▶ Your instructions:
Look through the material below. Copy every line with the string "this" in it.

Extracted records:
--
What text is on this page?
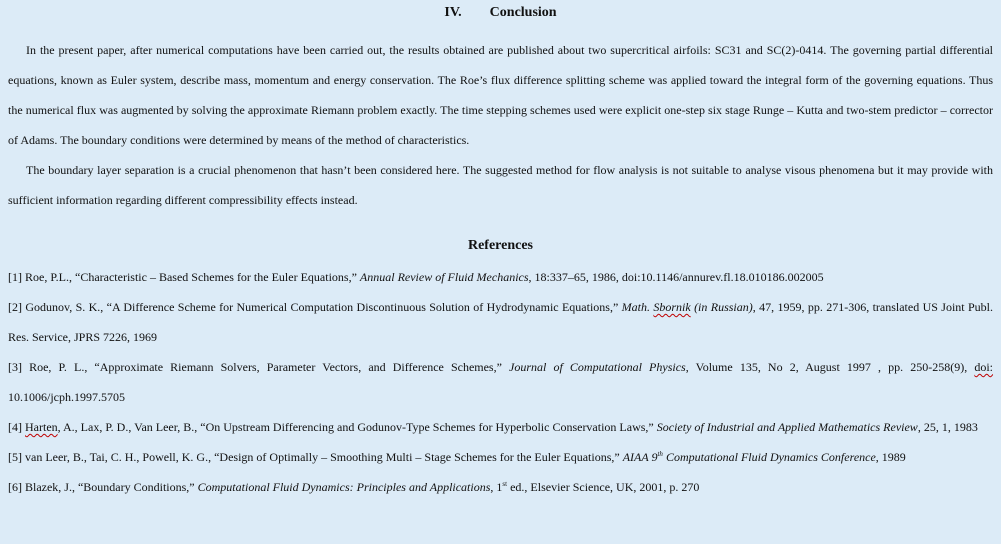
IV. Conclusion

In the present paper, after numerical computations have been carried out, the results obtained are published about two supercritical airfoils: SC31 and SC(2)-0414. The governing partial differential equations, known as Euler system, describe mass, momentum and energy conservation. The Roe’s flux difference splitting scheme was applied toward the integral form of the governing equations. Thus the numerical flux was augmented by solving the approximate Riemann problem exactly. The time stepping schemes used were explicit one-step six stage Runge – Kutta and two-stem predictor – corrector of Adams. The boundary conditions were determined by means of the method of characteristics.

The boundary layer separation is a crucial phenomenon that hasn’t been considered here. The suggested method for flow analysis is not suitable to analyse visous phenomena but it may provide with sufficient information regarding different compressibility effects instead.

References

[1] Roe, P.L., “Characteristic – Based Schemes for the Euler Equations,” Annual Review of Fluid Mechanics, 18:337–65, 1986, doi:10.1146/annurev.fl.18.010186.002005

[2] Godunov, S. K., “A Difference Scheme for Numerical Computation Discontinuous Solution of Hydrodynamic Equations,” Math. Sbornik (in Russian), 47, 1959, pp. 271-306, translated US Joint Publ. Res. Service, JPRS 7226, 1969

[3] Roe, P. L., “Approximate Riemann Solvers, Parameter Vectors, and Difference Schemes,” Journal of Computational Physics, Volume 135, No 2, August 1997 , pp. 250-258(9), doi: 10.1006/jcph.1997.5705

[4] Harten, A., Lax, P. D., Van Leer, B., “On Upstream Differencing and Godunov-Type Schemes for Hyperbolic Conservation Laws,” Society of Industrial and Applied Mathematics Review, 25, 1, 1983

[5] van Leer, B., Tai, C. H., Powell, K. G., “Design of Optimally – Smoothing Multi – Stage Schemes for the Euler Equations,” AIAA 9th Computational Fluid Dynamics Conference, 1989

[6] Blazek, J., “Boundary Conditions,” Computational Fluid Dynamics: Principles and Applications, 1st ed., Elsevier Science, UK, 2001, p. 270
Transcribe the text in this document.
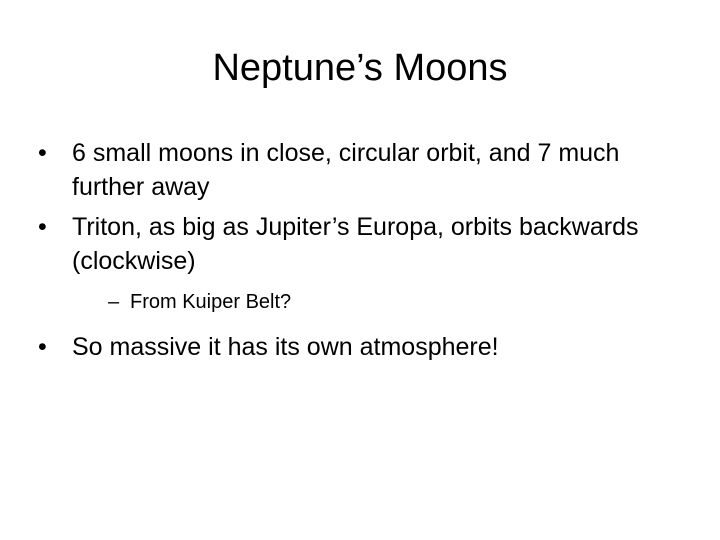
Neptune’s Moons
• 6 small moons in close, circular orbit, and 7 much further away
• Triton, as big as Jupiter’s Europa, orbits backwards (clockwise)
– From Kuiper Belt?
• So massive it has its own atmosphere!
--
▶ Task output:
What text is on this page?
Transcribe the text in this document.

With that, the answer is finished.